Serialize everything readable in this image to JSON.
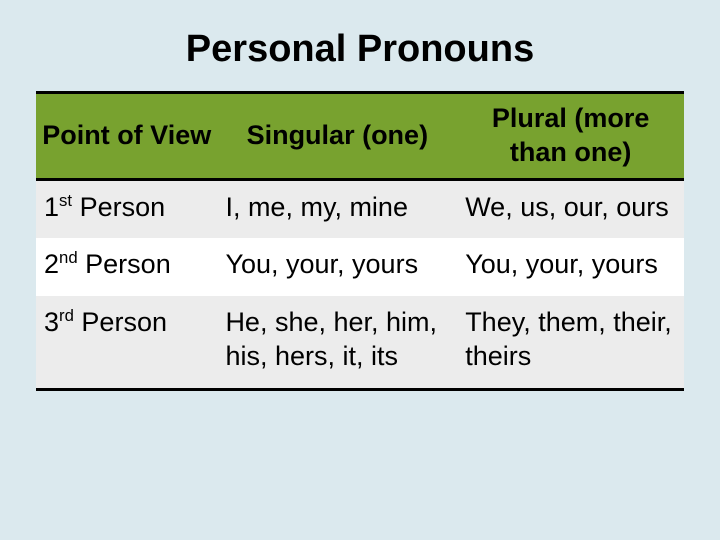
{
  "title": "Personal Pronouns",
  "title_fontsize": 38,
  "colors": {
    "background": "#dbe9ee",
    "header_bg": "#78a22f",
    "zebra_bg": "#ececec",
    "border": "#000000",
    "text": "#000000"
  },
  "header_fontsize": 27,
  "cell_fontsize": 27,
  "table": {
    "columns": [
      "Point of View",
      "Singular (one)",
      "Plural (more than one)"
    ],
    "column_widths_pct": [
      28,
      37,
      35
    ],
    "rows": [
      {
        "pov_ord": "1",
        "pov_suffix": "st",
        "pov_word": " Person",
        "singular": "I, me, my, mine",
        "plural": "We, us, our, ours",
        "zebra": true
      },
      {
        "pov_ord": "2",
        "pov_suffix": "nd",
        "pov_word": " Person",
        "singular": "You, your, yours",
        "plural": "You, your, yours",
        "zebra": false
      },
      {
        "pov_ord": "3",
        "pov_suffix": "rd",
        "pov_word": " Person",
        "singular": "He, she, her, him, his, hers, it, its",
        "plural": "They, them, their, theirs",
        "zebra": true
      }
    ]
  }
}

-- -- --

• YOUR GOAL: Print the complete listing exactly, apart from any pictures.

• SOLUTION BELOW:
Serialize everything readable in this image to JSON.
{
  "title": "Personal Pronouns",
  "title_fontsize": 38,
  "colors": {
    "background": "#dbe9ee",
    "header_bg": "#78a22f",
    "zebra_bg": "#ececec",
    "border": "#000000",
    "text": "#000000"
  },
  "header_fontsize": 27,
  "cell_fontsize": 27,
  "table": {
    "columns": [
      "Point of View",
      "Singular (one)",
      "Plural (more than one)"
    ],
    "column_widths_pct": [
      28,
      37,
      35
    ],
    "rows": [
      {
        "pov_ord": "1",
        "pov_suffix": "st",
        "pov_word": " Person",
        "singular": "I, me, my, mine",
        "plural": "We, us, our, ours",
        "zebra": true
      },
      {
        "pov_ord": "2",
        "pov_suffix": "nd",
        "pov_word": " Person",
        "singular": "You, your, yours",
        "plural": "You, your, yours",
        "zebra": false
      },
      {
        "pov_ord": "3",
        "pov_suffix": "rd",
        "pov_word": " Person",
        "singular": "He, she, her, him, his, hers, it, its",
        "plural": "They, them, their, theirs",
        "zebra": true
      }
    ]
  }
}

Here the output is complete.